• Directive: Output the listing verbatim, starting at its first line and ending with the line that contains "x-tick-label: 3 bbox=[318, 456, 326, 474]", with both of those lines included.

[Box coordinate listings]
________________
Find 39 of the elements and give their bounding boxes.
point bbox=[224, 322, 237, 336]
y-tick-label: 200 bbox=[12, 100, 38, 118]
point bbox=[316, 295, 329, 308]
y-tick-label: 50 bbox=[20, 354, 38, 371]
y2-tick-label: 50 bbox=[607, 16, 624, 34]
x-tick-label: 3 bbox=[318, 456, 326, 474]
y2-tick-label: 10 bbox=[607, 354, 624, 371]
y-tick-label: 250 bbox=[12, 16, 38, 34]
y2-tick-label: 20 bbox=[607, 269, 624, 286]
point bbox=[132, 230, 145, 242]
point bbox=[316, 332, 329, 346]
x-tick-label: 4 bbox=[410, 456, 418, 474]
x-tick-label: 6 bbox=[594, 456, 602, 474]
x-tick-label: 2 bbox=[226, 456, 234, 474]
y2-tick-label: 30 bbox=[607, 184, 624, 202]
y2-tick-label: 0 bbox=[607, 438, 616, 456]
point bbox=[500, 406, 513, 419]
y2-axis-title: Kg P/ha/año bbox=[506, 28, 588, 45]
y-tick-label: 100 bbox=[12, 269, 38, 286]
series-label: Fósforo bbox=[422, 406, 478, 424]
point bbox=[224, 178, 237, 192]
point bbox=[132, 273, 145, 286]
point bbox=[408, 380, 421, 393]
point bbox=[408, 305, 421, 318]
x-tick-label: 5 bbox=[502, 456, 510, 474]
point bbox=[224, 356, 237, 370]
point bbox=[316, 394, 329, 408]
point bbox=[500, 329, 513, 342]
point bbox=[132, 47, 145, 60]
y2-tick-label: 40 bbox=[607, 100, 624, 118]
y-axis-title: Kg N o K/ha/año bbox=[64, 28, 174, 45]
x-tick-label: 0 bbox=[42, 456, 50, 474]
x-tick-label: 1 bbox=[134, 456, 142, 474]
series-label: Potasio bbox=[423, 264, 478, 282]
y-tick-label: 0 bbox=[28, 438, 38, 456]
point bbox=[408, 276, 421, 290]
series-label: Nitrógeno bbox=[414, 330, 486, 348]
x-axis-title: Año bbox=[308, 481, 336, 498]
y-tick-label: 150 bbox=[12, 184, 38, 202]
________________
• Expected output:
Find 39 of the elements and give their bounding boxes.
point bbox=[224, 322, 237, 336]
y-tick-label: 200 bbox=[12, 100, 38, 118]
point bbox=[316, 295, 329, 308]
y-tick-label: 50 bbox=[20, 354, 38, 371]
y2-tick-label: 50 bbox=[607, 16, 624, 34]
x-tick-label: 3 bbox=[318, 456, 326, 474]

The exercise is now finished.